-- start Input data --

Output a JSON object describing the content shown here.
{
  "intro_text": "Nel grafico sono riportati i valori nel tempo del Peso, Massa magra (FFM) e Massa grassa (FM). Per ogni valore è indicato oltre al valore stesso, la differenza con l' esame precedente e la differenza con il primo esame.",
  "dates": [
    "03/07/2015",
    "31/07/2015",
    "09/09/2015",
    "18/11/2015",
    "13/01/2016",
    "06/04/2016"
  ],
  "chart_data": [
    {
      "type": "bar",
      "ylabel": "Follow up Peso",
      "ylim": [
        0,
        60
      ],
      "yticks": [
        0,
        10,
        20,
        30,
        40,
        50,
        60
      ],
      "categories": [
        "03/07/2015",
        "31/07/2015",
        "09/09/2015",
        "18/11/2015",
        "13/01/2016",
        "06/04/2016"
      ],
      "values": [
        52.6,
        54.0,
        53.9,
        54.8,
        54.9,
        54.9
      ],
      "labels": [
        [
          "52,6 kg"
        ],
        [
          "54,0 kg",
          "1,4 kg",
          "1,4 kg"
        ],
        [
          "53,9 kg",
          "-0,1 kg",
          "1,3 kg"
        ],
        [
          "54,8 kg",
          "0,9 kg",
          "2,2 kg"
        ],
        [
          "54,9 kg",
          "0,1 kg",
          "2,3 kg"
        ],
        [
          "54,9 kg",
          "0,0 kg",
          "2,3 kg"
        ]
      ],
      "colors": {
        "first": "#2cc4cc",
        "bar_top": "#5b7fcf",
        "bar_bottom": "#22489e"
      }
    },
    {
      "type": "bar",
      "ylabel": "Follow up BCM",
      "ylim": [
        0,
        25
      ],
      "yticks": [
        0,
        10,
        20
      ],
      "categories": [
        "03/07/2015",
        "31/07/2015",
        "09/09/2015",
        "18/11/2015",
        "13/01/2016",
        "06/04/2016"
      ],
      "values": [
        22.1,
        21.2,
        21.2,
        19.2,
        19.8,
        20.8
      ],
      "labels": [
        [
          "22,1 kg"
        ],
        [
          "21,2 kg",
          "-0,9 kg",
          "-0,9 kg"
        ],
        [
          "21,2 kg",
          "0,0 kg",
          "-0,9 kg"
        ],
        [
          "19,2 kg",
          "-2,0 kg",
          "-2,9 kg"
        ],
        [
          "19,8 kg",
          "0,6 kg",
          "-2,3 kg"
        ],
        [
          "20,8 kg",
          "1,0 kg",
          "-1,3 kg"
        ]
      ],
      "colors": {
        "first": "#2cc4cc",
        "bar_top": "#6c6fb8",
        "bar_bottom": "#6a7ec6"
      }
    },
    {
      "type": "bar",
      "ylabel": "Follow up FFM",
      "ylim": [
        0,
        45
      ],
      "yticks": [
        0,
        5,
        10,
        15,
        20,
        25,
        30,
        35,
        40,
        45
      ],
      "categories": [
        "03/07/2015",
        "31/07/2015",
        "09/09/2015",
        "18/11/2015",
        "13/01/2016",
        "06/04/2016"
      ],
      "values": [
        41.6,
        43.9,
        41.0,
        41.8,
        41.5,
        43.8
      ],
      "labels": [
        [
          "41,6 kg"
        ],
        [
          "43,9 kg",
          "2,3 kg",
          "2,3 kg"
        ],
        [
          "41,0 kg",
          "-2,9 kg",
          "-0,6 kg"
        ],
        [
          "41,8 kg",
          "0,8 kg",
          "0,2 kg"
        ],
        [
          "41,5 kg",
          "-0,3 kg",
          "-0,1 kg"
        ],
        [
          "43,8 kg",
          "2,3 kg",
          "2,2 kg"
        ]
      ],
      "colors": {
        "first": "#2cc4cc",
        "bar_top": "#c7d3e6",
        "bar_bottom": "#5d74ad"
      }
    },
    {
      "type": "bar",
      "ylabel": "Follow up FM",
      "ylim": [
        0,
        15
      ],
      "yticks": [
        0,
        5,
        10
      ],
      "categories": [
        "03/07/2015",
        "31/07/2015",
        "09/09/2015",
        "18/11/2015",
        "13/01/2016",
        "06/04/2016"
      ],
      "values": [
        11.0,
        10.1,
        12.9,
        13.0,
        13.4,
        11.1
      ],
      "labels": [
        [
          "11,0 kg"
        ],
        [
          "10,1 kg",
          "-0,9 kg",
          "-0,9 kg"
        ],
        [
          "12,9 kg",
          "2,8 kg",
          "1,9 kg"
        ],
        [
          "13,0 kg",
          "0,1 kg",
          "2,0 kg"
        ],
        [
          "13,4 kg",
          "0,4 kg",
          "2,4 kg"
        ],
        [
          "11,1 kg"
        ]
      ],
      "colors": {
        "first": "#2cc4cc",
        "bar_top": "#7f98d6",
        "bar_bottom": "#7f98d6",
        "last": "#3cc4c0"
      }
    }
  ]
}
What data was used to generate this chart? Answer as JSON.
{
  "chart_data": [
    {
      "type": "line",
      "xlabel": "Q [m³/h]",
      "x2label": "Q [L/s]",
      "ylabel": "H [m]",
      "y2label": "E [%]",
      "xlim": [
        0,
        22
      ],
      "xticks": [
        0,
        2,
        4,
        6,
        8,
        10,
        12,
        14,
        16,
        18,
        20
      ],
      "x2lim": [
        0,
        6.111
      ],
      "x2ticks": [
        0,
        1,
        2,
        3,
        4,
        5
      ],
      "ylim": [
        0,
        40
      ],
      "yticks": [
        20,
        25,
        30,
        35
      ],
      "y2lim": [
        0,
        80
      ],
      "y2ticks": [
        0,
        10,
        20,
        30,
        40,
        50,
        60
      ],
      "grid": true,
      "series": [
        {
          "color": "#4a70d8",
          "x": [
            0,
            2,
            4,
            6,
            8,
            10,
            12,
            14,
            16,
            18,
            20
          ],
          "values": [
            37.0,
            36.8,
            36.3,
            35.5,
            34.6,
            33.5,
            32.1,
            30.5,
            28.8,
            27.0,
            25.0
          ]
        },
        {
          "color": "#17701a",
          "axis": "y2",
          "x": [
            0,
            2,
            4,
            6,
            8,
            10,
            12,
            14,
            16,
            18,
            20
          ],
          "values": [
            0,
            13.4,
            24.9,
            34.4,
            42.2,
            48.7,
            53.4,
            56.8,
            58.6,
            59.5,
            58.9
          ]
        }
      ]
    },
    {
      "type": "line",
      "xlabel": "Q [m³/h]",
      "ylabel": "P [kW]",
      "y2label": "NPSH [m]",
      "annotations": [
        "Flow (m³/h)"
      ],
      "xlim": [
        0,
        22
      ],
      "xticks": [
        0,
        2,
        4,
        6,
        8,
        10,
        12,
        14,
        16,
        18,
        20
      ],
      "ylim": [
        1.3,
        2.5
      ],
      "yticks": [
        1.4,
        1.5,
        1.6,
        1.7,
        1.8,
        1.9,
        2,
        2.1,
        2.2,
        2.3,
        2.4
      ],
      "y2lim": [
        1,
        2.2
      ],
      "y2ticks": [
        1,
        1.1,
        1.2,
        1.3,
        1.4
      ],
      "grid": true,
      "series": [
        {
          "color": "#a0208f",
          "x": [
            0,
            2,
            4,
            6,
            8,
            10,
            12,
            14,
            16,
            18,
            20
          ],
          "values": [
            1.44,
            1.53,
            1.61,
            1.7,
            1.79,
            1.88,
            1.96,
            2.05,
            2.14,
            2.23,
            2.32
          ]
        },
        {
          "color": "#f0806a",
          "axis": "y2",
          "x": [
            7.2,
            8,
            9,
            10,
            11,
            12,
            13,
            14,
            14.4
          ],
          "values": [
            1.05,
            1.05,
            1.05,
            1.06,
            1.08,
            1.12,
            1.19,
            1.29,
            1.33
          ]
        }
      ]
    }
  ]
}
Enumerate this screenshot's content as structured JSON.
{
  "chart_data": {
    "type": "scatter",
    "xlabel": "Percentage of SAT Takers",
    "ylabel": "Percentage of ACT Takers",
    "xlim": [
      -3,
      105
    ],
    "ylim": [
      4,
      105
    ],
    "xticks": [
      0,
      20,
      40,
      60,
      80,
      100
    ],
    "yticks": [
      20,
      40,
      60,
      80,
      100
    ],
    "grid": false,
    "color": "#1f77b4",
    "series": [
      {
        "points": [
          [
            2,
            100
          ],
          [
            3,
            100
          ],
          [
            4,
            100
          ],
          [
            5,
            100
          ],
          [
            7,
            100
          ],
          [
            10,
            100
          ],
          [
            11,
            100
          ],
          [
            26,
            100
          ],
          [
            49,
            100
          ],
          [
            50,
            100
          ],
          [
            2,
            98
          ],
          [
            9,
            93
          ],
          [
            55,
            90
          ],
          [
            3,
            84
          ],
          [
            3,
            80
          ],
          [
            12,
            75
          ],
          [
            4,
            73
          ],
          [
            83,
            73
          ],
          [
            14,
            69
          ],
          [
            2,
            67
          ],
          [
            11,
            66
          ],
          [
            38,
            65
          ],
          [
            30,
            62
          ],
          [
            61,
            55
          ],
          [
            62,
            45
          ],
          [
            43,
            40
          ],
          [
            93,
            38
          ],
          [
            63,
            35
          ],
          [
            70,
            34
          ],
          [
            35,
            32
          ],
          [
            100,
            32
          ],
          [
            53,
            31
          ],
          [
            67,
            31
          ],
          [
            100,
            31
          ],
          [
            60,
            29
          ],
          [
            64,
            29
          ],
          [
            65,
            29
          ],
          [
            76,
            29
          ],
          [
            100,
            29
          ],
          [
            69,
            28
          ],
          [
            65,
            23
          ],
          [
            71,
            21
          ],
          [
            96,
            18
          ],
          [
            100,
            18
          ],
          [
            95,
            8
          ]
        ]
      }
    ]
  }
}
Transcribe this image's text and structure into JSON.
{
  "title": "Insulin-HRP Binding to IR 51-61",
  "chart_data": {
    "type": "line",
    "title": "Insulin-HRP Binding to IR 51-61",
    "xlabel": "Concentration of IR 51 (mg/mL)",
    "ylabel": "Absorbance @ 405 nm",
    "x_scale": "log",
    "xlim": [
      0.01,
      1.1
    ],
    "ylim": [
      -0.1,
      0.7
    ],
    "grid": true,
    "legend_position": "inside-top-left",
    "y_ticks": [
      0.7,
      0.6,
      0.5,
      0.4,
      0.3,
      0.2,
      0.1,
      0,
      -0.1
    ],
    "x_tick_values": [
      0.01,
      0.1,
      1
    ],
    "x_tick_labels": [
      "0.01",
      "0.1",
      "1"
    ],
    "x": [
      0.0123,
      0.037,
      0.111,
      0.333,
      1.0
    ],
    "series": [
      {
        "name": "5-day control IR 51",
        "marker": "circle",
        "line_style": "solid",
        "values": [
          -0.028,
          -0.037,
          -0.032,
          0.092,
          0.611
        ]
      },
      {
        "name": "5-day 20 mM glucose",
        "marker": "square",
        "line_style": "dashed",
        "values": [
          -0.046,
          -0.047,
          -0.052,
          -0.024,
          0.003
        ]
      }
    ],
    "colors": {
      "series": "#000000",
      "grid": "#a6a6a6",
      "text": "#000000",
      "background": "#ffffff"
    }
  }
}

-- end Input data --

▶ [What you should do]:
Every line in the data above that contains "ylabel" needs to be copied.

▶ [Output below]:
      "ylabel": "Follow up Peso",
      "ylabel": "Follow up BCM",
      "ylabel": "Follow up FFM",
      "ylabel": "Follow up FM",
      "ylabel": "H [m]",
      "ylabel": "P [kW]",
    "ylabel": "Percentage of ACT Takers",
    "ylabel": "Absorbance @ 405 nm",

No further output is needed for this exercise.